▶ _WORK REQUIRED_: Find all the lines with "this" and gather them.

* * * * * * * * *

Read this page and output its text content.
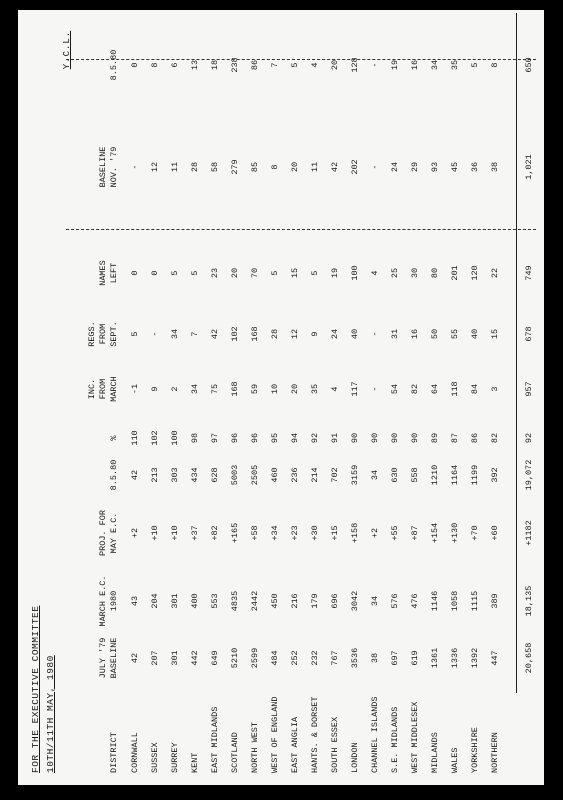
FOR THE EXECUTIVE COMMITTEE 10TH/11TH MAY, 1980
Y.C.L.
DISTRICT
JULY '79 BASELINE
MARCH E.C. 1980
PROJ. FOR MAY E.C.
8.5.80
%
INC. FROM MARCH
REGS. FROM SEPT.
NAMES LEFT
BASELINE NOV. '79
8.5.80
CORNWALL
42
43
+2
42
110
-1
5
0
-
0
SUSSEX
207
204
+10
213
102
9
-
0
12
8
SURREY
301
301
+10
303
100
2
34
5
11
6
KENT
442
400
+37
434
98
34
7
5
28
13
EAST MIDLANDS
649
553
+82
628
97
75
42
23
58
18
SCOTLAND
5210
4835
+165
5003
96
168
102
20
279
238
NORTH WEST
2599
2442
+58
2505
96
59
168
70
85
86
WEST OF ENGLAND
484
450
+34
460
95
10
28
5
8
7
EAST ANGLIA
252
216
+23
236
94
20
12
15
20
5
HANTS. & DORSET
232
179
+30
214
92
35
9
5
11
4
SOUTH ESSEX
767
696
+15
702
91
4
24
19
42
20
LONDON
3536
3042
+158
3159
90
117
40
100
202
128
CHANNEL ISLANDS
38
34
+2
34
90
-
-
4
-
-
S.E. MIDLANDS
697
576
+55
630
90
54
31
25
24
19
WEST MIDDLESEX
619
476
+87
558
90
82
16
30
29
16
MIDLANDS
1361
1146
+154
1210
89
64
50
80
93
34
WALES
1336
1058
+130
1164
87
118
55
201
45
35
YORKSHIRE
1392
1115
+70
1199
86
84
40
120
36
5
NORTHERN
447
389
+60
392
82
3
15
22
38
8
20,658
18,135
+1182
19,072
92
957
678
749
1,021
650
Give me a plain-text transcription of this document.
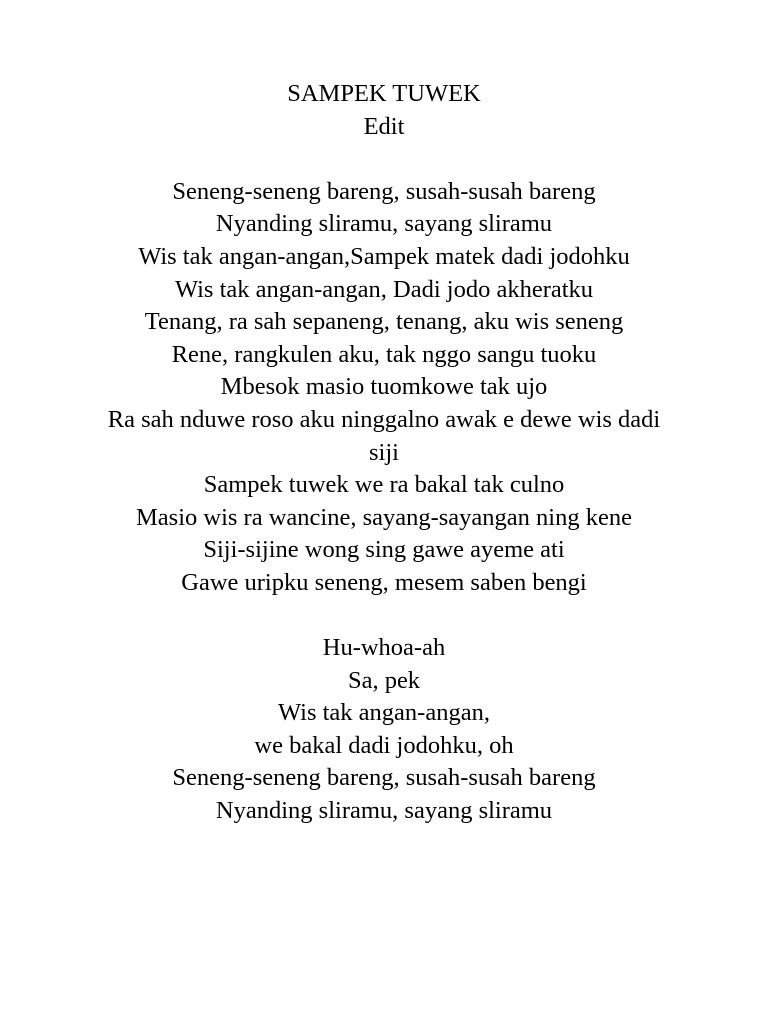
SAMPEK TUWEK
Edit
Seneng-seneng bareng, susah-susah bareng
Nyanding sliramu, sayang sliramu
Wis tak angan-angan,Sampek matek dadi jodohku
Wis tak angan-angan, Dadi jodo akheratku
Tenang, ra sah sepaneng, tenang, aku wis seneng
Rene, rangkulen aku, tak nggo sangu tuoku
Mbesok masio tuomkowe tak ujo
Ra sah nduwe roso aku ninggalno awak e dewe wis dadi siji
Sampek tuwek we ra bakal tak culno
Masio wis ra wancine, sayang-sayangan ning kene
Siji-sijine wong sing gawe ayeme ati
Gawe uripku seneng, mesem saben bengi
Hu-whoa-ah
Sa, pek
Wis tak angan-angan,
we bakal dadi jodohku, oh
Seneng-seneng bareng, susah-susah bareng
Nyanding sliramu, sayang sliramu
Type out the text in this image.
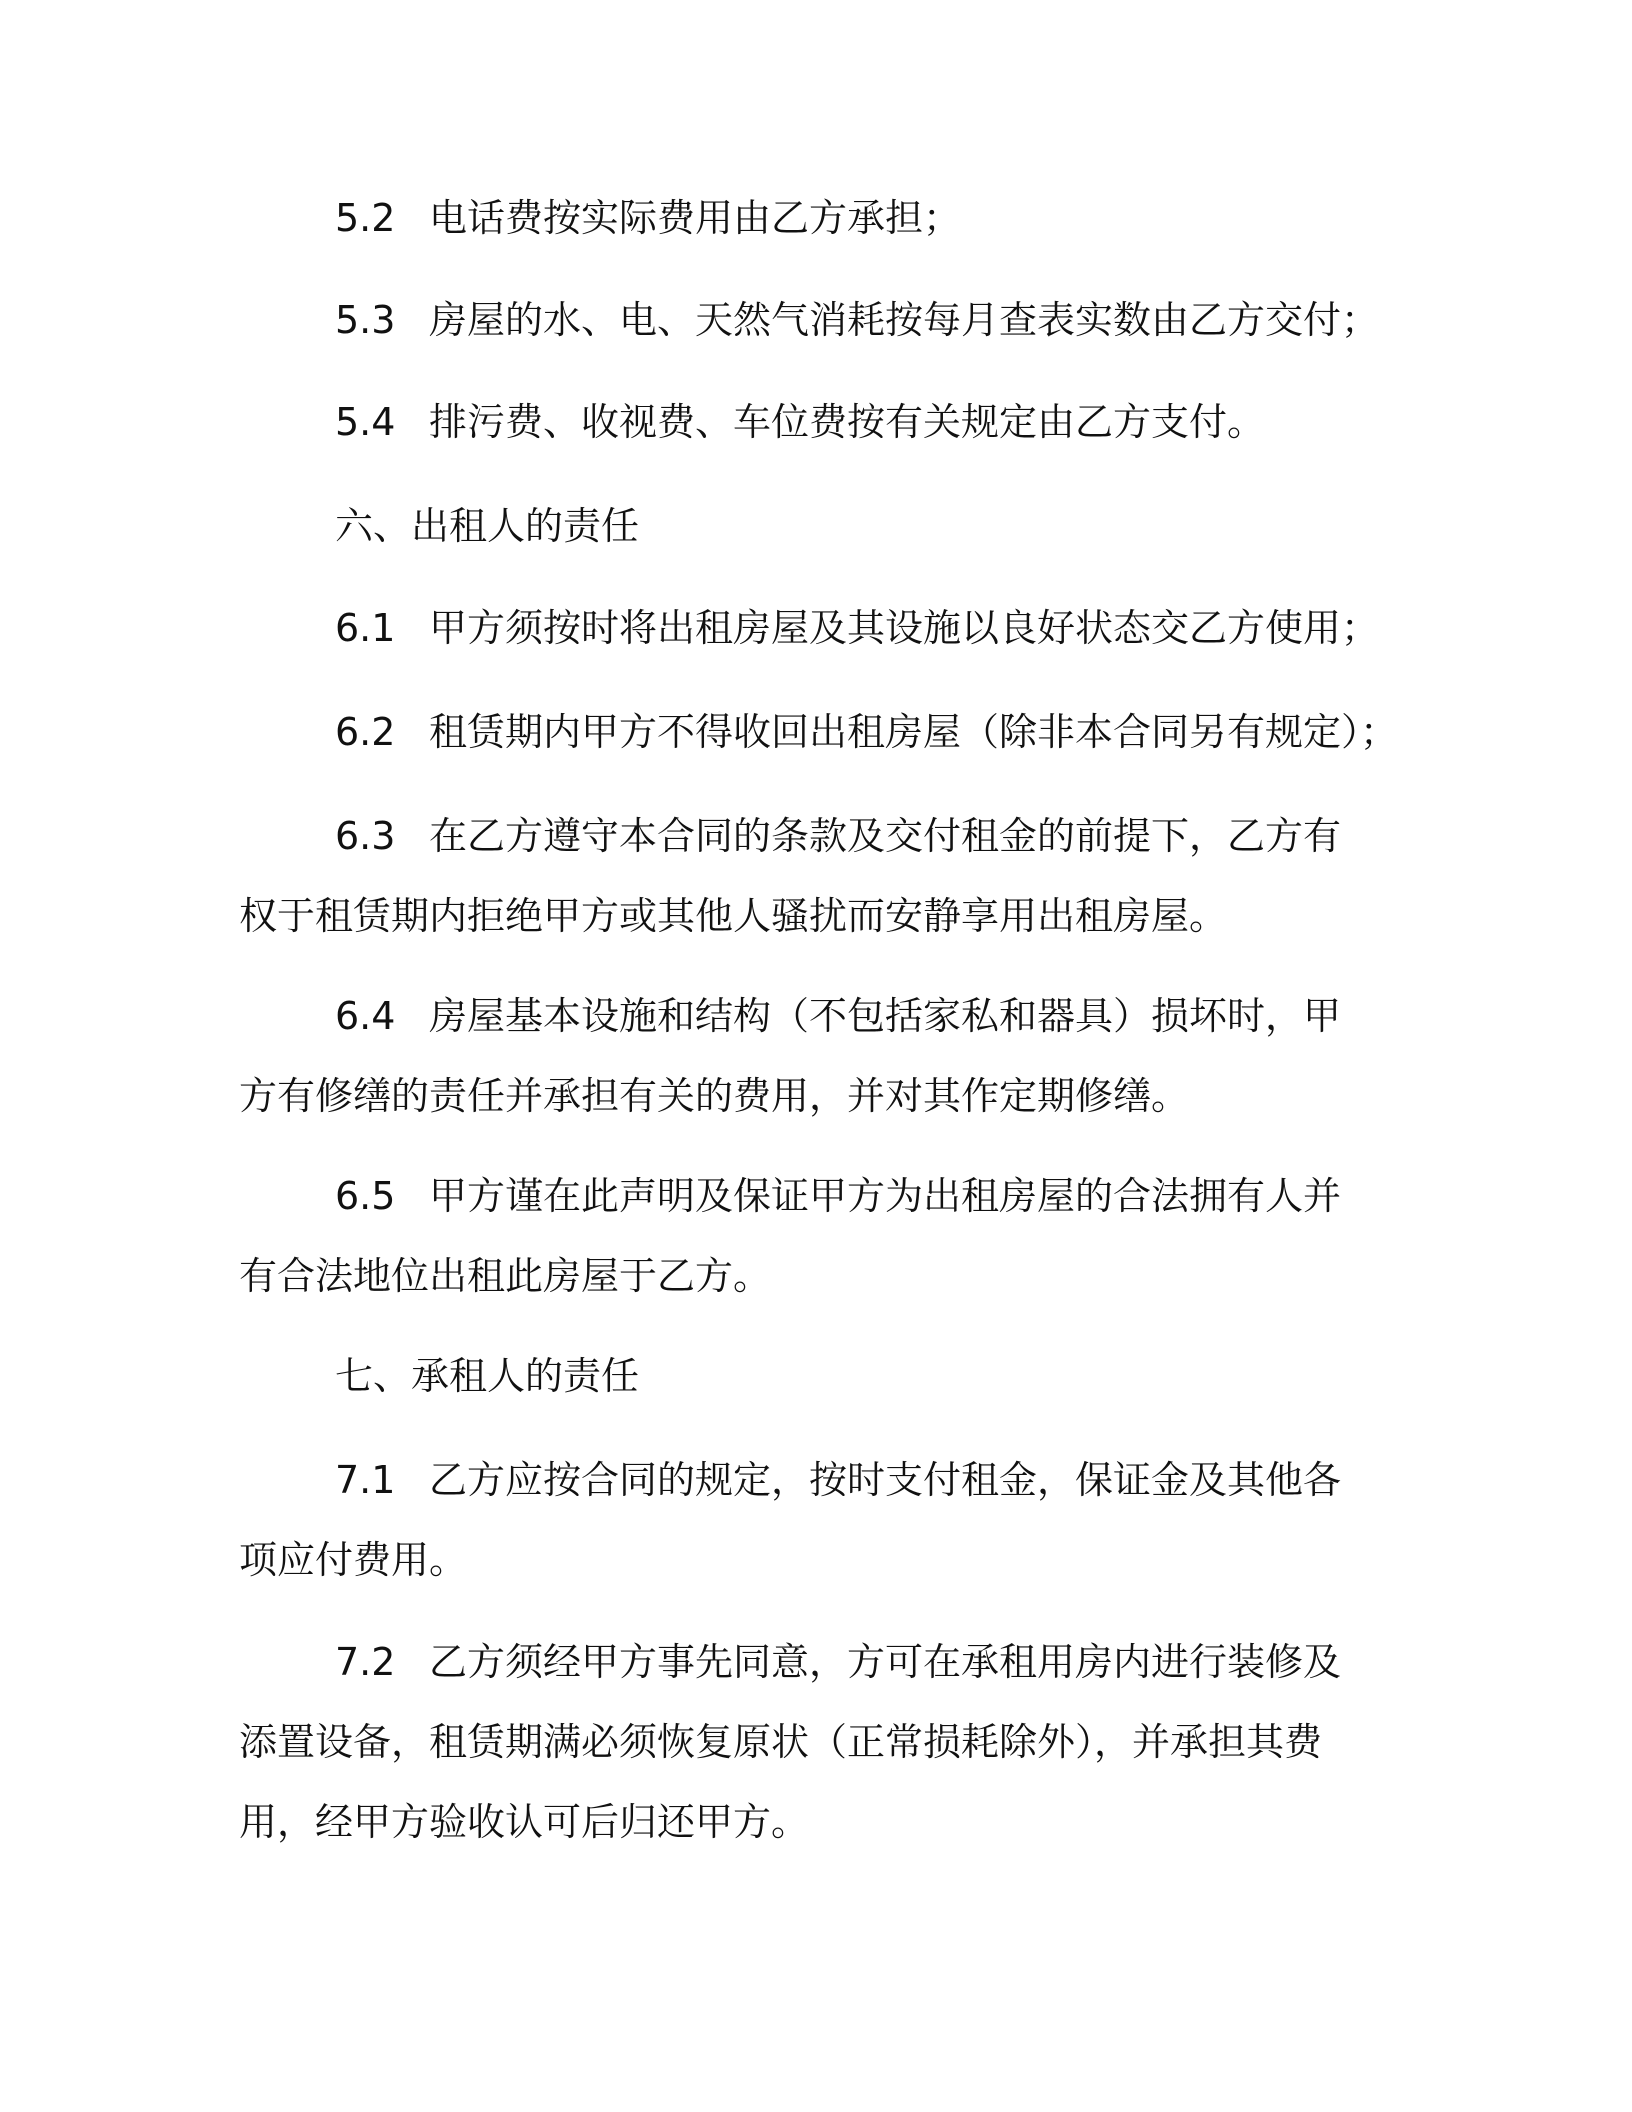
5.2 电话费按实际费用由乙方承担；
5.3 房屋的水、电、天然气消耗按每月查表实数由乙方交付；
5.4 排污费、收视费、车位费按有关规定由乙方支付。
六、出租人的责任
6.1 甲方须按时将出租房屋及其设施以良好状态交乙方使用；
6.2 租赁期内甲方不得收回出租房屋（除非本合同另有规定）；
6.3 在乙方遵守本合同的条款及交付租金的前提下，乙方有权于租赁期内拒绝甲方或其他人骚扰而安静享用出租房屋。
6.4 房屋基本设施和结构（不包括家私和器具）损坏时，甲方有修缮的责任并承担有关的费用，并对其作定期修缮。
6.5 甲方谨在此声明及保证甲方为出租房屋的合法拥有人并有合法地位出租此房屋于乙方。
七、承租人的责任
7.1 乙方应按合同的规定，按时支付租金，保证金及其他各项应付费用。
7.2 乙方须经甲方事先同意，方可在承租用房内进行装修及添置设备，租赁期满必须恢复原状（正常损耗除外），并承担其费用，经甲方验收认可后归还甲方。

* * * * * * * * *

▶ _CORRECT RESPONSE_:
Read this page and output its text content.
Give me a plain-text transcription of this document.
Type out the text in this image.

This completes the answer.